**Given problem:**
Single out the lines of the material that contain "currentPain" and copy them.

(Collected data entries)
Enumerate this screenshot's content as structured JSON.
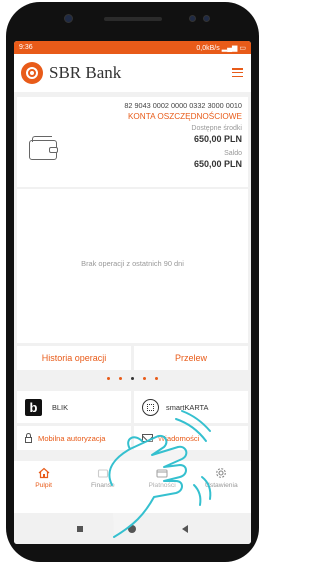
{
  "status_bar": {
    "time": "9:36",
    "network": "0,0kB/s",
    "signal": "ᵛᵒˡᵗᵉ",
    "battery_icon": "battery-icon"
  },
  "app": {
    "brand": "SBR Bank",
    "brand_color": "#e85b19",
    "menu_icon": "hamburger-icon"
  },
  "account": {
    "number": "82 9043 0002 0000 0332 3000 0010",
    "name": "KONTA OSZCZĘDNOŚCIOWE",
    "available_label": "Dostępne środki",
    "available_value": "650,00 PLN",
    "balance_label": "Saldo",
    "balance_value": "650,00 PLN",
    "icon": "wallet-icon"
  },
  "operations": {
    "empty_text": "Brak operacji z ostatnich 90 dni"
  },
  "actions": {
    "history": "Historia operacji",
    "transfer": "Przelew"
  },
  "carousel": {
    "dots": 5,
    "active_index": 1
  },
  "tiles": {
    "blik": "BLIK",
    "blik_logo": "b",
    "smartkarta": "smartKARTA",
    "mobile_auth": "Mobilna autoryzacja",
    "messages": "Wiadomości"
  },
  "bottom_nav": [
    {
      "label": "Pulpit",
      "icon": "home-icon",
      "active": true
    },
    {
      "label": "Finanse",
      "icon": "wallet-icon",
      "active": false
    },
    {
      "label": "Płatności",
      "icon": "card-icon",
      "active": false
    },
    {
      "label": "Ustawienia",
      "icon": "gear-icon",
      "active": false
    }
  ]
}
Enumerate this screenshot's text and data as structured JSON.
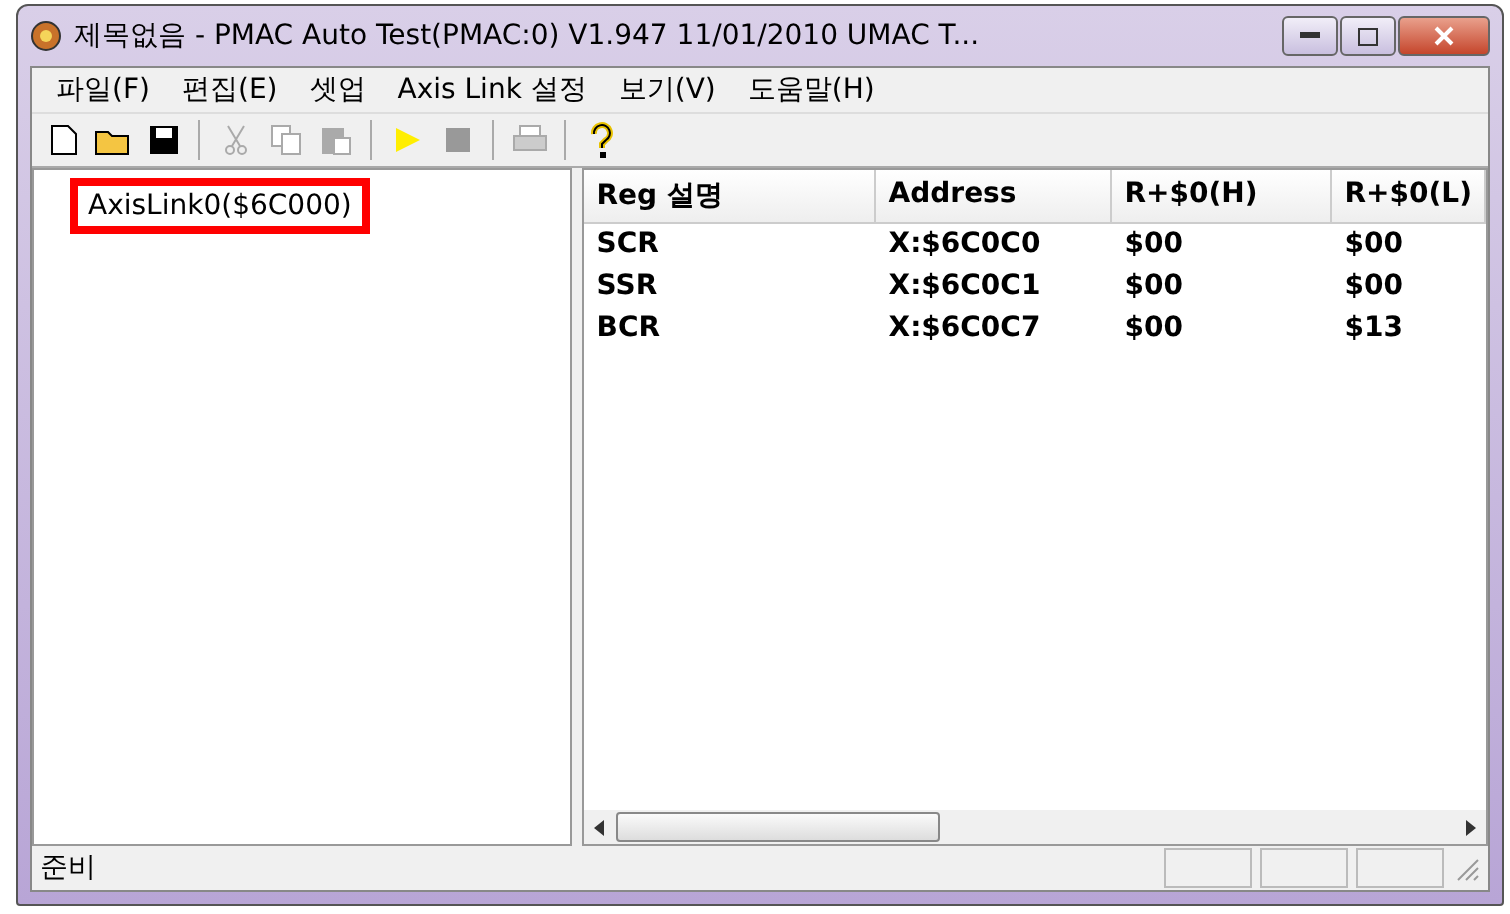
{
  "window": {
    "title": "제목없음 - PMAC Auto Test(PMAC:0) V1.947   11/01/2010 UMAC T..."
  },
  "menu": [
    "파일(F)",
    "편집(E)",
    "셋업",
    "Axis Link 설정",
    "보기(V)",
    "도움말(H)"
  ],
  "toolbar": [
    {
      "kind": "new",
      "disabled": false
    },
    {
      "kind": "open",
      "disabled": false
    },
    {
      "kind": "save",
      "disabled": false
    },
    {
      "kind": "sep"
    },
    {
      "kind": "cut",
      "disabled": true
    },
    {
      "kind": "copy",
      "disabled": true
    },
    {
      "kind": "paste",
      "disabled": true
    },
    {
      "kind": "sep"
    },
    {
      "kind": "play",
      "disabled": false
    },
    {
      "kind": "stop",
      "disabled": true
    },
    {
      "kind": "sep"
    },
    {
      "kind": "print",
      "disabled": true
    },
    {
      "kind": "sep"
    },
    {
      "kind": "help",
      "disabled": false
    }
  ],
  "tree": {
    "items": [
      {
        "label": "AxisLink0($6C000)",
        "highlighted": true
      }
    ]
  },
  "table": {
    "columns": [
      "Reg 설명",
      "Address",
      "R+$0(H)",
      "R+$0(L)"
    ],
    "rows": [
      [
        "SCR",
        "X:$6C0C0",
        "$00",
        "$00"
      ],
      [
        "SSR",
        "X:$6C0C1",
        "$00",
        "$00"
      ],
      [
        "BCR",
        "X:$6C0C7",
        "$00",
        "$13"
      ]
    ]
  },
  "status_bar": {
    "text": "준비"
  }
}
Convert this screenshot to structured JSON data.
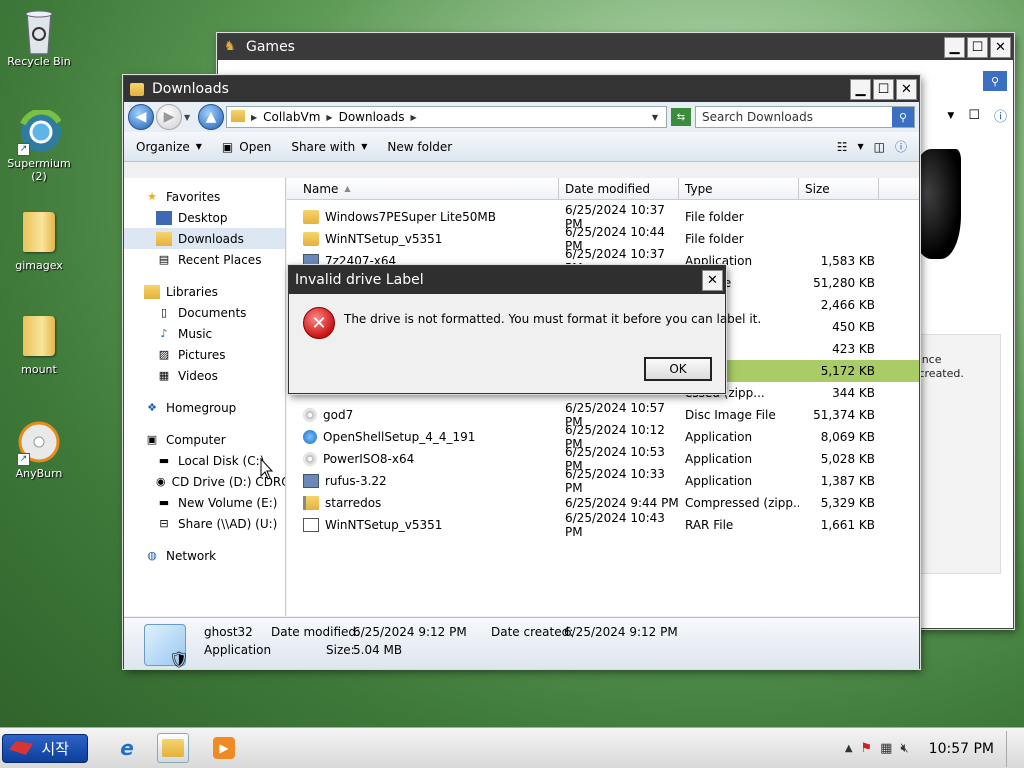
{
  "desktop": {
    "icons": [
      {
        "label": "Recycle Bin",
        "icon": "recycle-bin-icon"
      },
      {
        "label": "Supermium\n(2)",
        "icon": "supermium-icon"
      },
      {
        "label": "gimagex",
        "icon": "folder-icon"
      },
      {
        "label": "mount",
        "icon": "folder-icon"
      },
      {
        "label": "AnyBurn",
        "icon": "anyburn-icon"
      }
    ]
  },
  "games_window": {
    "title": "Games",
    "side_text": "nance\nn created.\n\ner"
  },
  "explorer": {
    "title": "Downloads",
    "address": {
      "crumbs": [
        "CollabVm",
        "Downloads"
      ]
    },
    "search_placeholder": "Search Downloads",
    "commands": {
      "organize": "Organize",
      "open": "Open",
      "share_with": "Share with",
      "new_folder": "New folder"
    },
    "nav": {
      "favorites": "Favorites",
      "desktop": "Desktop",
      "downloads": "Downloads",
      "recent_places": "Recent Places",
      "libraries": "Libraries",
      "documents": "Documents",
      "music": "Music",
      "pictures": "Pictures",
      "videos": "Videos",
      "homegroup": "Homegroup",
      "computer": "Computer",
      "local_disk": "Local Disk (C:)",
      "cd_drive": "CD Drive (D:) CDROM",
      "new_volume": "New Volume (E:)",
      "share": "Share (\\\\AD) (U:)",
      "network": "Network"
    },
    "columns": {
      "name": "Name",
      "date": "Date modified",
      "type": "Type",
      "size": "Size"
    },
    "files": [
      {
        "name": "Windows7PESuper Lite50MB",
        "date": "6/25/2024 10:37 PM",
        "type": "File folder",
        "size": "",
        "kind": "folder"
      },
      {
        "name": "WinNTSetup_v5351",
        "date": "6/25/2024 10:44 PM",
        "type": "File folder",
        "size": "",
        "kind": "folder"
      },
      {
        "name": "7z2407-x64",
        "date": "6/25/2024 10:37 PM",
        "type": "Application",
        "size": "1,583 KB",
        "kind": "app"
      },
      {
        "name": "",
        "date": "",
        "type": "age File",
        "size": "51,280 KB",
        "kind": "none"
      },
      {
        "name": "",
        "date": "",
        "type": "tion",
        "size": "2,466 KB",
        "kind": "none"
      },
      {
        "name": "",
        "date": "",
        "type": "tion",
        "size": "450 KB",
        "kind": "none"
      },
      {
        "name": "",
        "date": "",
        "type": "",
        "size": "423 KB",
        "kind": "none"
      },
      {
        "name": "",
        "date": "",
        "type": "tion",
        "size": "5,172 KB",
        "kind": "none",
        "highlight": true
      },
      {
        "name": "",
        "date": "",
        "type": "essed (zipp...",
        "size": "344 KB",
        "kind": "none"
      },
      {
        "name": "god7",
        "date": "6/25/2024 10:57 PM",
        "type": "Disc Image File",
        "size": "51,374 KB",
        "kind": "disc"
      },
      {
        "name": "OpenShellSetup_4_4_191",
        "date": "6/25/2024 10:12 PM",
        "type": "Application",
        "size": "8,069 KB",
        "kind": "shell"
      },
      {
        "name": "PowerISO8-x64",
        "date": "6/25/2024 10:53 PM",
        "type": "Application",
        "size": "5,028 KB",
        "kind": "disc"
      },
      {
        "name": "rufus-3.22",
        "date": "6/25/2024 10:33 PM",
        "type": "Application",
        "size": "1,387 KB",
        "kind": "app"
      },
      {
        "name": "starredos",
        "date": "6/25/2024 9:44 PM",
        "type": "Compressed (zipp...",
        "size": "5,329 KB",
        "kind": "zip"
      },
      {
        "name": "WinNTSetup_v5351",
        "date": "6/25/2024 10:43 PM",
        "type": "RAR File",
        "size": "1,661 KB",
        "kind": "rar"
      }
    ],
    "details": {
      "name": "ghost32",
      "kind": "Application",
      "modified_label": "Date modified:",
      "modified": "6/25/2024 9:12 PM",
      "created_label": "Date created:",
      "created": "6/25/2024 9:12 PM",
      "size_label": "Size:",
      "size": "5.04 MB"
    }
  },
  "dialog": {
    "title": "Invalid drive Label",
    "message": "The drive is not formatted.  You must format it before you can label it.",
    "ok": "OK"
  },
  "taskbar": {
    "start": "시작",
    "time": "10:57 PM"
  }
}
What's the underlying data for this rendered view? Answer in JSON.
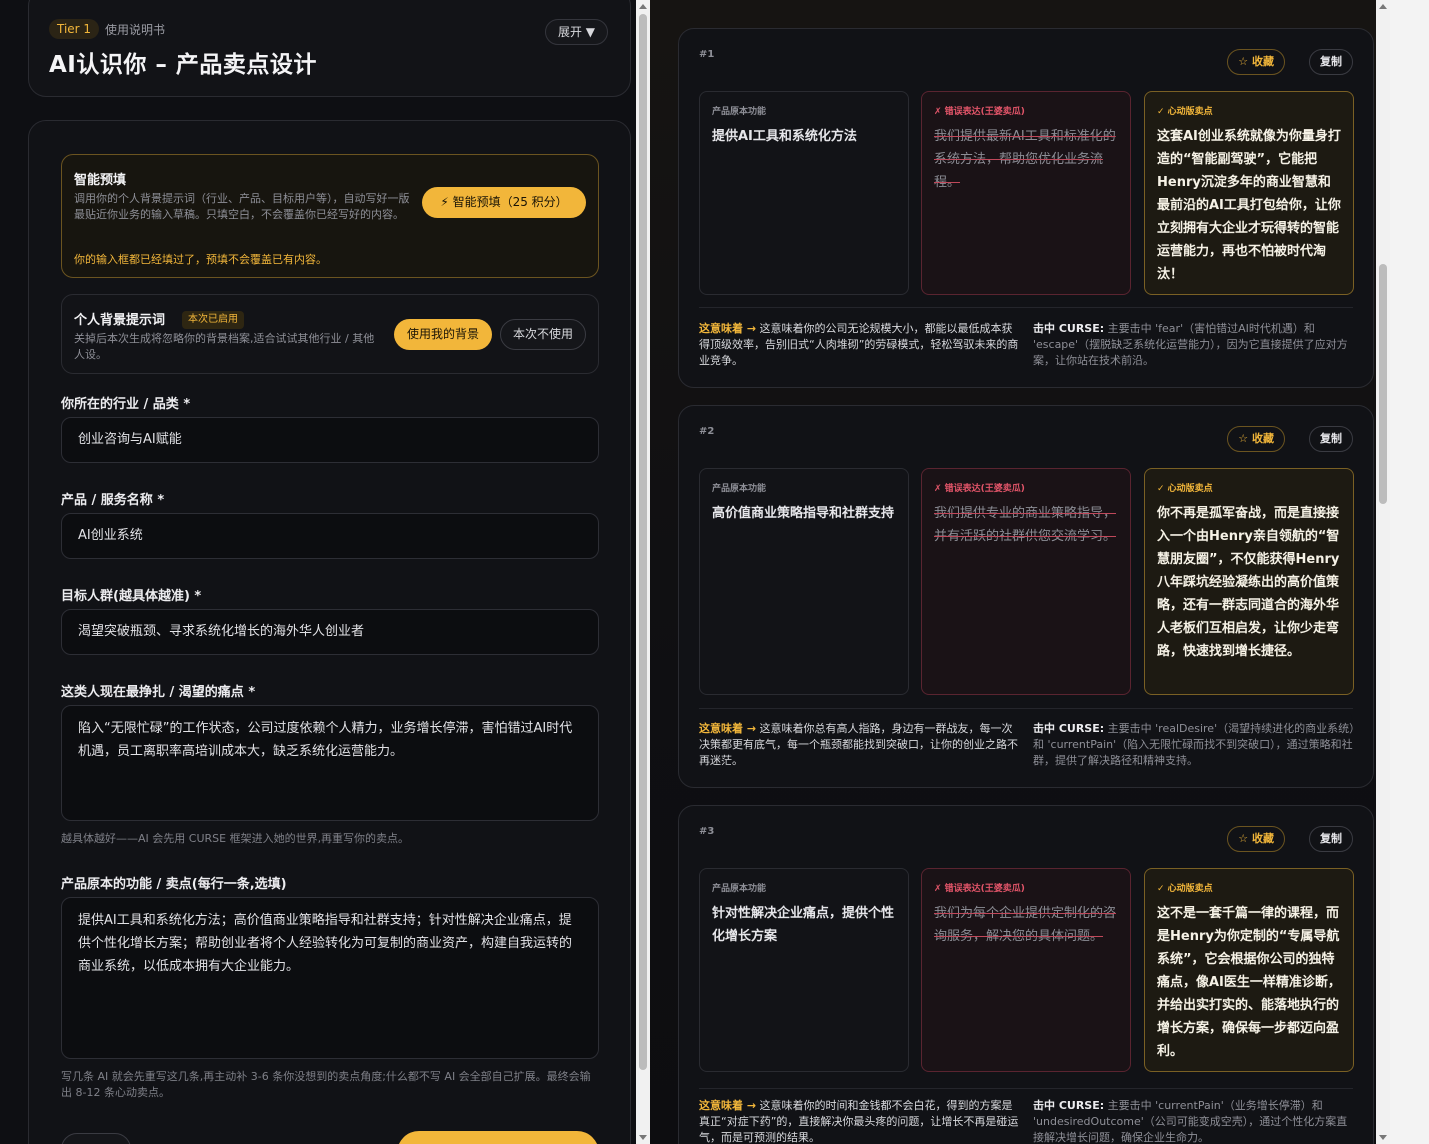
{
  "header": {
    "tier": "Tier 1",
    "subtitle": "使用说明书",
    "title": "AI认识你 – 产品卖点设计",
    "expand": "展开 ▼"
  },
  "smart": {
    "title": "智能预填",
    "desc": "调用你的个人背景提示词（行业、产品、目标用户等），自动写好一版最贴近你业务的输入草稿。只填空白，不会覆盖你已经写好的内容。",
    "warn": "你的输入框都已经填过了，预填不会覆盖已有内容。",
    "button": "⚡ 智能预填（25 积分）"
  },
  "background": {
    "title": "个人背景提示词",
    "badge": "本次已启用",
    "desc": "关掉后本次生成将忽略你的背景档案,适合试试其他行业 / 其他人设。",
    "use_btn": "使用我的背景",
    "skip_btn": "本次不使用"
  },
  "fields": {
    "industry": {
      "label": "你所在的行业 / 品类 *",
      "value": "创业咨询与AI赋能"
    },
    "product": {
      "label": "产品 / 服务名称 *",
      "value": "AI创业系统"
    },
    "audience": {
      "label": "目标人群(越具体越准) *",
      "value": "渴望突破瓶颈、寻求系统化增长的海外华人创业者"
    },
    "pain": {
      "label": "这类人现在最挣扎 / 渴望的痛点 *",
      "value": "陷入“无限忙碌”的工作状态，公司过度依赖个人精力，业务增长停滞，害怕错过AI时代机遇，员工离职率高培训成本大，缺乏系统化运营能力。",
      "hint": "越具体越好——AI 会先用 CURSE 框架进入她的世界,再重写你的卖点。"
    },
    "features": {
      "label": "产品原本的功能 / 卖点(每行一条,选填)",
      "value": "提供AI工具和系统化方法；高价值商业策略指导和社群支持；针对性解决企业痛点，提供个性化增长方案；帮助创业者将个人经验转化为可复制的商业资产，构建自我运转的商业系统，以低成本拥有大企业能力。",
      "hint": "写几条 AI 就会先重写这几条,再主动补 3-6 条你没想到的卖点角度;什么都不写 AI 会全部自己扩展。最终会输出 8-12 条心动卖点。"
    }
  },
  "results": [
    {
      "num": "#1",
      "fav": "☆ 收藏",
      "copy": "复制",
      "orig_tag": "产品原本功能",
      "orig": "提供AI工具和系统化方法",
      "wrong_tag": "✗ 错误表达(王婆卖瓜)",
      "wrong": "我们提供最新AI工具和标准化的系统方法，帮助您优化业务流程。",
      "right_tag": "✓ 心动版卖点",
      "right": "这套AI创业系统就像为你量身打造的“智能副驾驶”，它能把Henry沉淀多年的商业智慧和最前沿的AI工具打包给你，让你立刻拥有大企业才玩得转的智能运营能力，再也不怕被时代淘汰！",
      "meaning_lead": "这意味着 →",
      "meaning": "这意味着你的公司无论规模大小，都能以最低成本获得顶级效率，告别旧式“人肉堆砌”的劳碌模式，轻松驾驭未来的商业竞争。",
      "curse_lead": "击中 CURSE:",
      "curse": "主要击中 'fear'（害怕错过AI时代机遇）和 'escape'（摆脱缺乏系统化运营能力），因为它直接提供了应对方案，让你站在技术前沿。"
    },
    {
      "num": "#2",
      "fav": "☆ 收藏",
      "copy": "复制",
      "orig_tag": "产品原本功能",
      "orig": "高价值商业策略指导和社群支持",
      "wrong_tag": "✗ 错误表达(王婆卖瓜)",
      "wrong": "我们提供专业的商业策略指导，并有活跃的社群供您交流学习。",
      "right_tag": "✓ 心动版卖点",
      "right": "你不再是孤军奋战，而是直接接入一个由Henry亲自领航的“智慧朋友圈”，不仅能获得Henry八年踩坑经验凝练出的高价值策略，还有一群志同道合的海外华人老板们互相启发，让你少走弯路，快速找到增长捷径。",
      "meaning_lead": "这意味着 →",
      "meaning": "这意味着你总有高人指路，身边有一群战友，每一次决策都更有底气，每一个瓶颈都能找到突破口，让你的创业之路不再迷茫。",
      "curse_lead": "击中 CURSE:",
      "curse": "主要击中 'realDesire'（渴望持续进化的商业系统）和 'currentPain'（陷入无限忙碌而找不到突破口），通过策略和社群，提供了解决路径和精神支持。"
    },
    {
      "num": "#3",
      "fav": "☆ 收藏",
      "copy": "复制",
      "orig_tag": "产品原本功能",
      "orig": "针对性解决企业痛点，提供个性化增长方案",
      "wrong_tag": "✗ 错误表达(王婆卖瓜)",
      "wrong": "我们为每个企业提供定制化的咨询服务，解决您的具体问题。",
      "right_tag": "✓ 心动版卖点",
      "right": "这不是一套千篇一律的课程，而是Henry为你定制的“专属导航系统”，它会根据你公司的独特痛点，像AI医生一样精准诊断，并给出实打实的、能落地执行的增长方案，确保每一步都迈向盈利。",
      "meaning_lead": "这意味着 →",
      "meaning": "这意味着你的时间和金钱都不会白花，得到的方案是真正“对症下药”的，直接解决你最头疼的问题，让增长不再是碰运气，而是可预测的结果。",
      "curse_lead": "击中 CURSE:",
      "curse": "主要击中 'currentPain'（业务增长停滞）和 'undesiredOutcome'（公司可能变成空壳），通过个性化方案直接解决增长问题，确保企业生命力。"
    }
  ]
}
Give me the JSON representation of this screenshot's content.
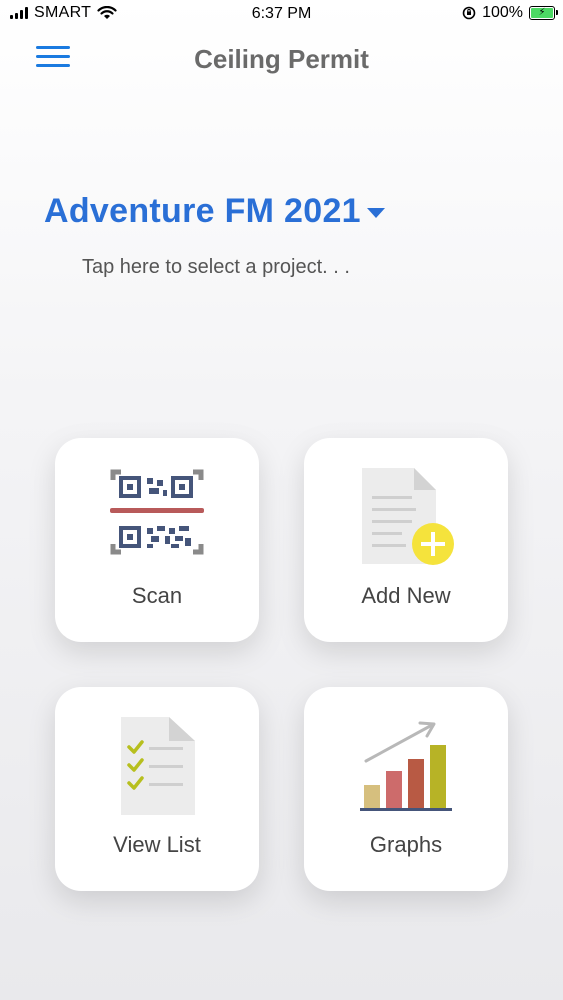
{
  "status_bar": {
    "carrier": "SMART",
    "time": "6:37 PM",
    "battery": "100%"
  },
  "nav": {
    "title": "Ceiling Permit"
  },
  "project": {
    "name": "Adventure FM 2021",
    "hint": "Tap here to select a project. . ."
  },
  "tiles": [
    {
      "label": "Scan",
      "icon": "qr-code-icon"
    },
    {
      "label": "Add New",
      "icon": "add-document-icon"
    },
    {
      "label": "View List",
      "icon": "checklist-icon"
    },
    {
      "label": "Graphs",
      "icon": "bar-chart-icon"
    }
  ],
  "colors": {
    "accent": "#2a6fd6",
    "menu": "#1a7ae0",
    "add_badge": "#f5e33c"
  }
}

**Complete output:**
      "curse": "主要击中 'realDesire'（渴望持续进化的商业系统）和 'currentPain'（陷入无限忙碌而找不到突破口），通过策略和社群，提供了解决路径和精神支持。"
      "curse": "主要击中 'currentPain'（业务增长停滞）和 'undesiredOutcome'（公司可能变成空壳），通过个性化方案直接解决增长问题，确保企业生命力。"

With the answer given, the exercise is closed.